== What you should do ==
Filter this material down to the lines that hold "وغيرهم", copying each one.

Stored items:
■ ■ ■ ■

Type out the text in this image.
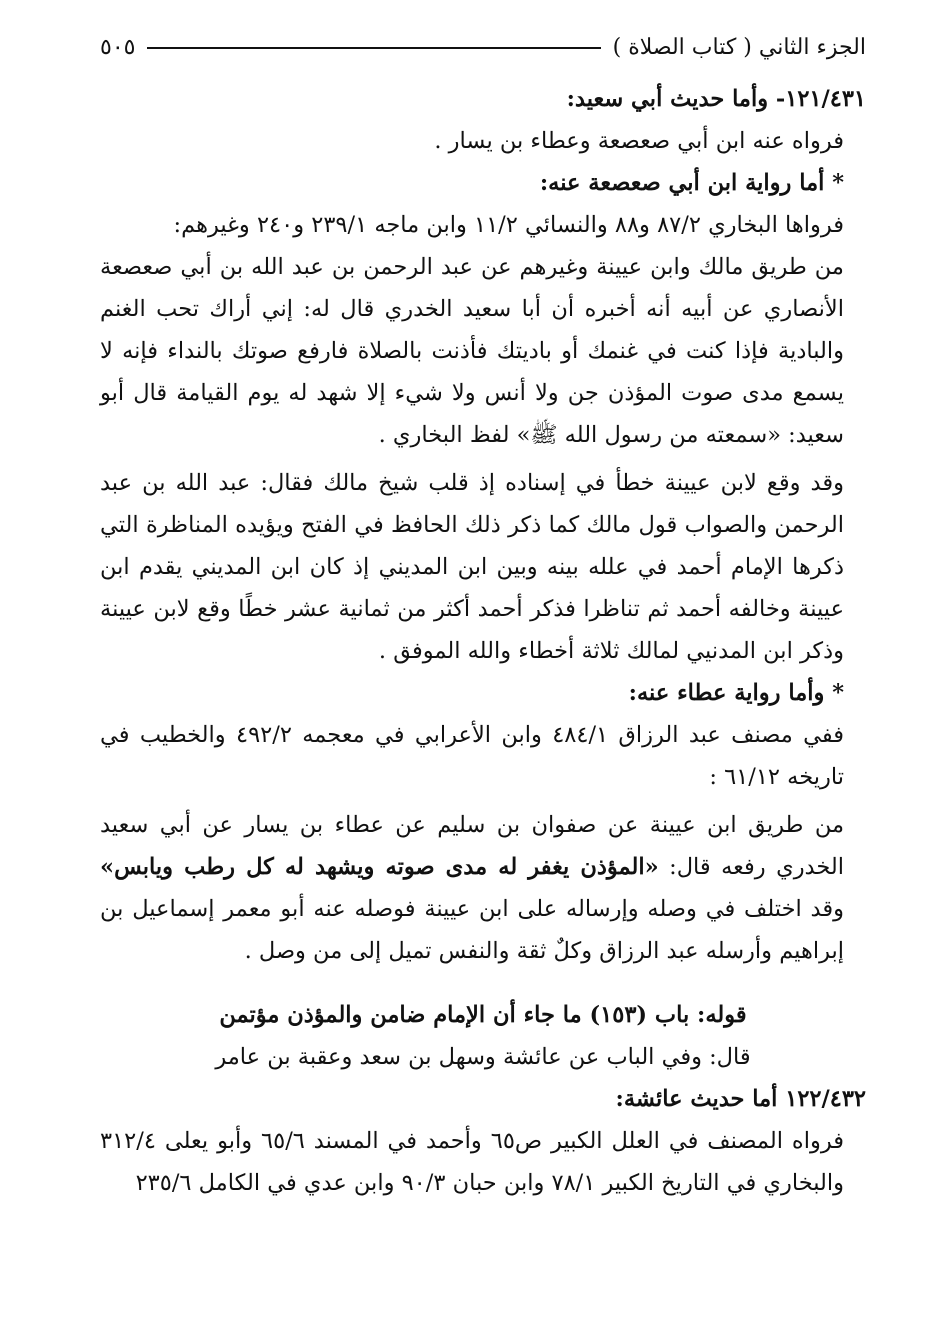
الجزء الثاني ( كتاب الصلاة )
٥٠٥

١٢١/٤٣١- وأما حديث أبي سعيد:

فرواه عنه ابن أبي صعصعة وعطاء بن يسار .

* أما رواية ابن أبي صعصعة عنه:

فرواها البخاري ٨٧/٢ و٨٨ والنسائي ١١/٢ وابن ماجه ٢٣٩/١ و٢٤٠ وغيرهم:

من طريق مالك وابن عيينة وغيرهم عن عبد الرحمن بن عبد الله بن أبي صعصعة الأنصاري عن أبيه أنه أخبره أن أبا سعيد الخدري قال له: إني أراك تحب الغنم والبادية فإذا كنت في غنمك أو باديتك فأذنت بالصلاة فارفع صوتك بالنداء فإنه لا يسمع مدى صوت المؤذن جن ولا أنس ولا شيء إلا شهد له يوم القيامة قال أبو سعيد: «سمعته من رسول الله ﷺ» لفظ البخاري .

وقد وقع لابن عيينة خطأ في إسناده إذ قلب شيخ مالك فقال: عبد الله بن عبد الرحمن والصواب قول مالك كما ذكر ذلك الحافظ في الفتح ويؤيده المناظرة التي ذكرها الإمام أحمد في علله بينه وبين ابن المديني إذ كان ابن المديني يقدم ابن عيينة وخالفه أحمد ثم تناظرا فذكر أحمد أكثر من ثمانية عشر خطًا وقع لابن عيينة وذكر ابن المدنيي لمالك ثلاثة أخطاء والله الموفق .

* وأما رواية عطاء عنه:

ففي مصنف عبد الرزاق ٤٨٤/١ وابن الأعرابي في معجمه ٤٩٢/٢ والخطيب في تاريخه ٦١/١٢ :

من طريق ابن عيينة عن صفوان بن سليم عن عطاء بن يسار عن أبي سعيد الخدري رفعه قال: «المؤذن يغفر له مدى صوته ويشهد له كل رطب ويابس» وقد اختلف في وصله وإرساله على ابن عيينة فوصله عنه أبو معمر إسماعيل بن إبراهيم وأرسله عبد الرزاق وكلٌ ثقة والنفس تميل إلى من وصل .

قوله: باب (١٥٣) ما جاء أن الإمام ضامن والمؤذن مؤتمن

قال: وفي الباب عن عائشة وسهل بن سعد وعقبة بن عامر

١٢٢/٤٣٢ أما حديث عائشة:

فرواه المصنف في العلل الكبير ص٦٥ وأحمد في المسند ٦٥/٦ وأبو يعلى ٣١٢/٤ والبخاري في التاريخ الكبير ٧٨/١ وابن حبان ٩٠/٣ وابن عدي في الكامل ٢٣٥/٦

■ ■ ■ ■

== Expected answer ==
فرواها البخاري ٨٧/٢ و٨٨ والنسائي ١١/٢ وابن ماجه ٢٣٩/١ و٢٤٠ وغيرهم:
من طريق مالك وابن عيينة وغيرهم عن عبد الرحمن بن عبد الله بن أبي صعصعة الأنصاري عن أبيه أنه أخبره أن أبا سعيد الخدري قال له: إني أراك تحب الغنم والبادية فإذا كنت في غنمك أو باديتك فأذنت بالصلاة فارفع صوتك بالنداء فإنه لا يسمع مدى صوت المؤذن جن ولا أنس ولا شيء إلا شهد له يوم القيامة قال أبو سعيد: «سمعته من رسول الله ﷺ» لفظ البخاري .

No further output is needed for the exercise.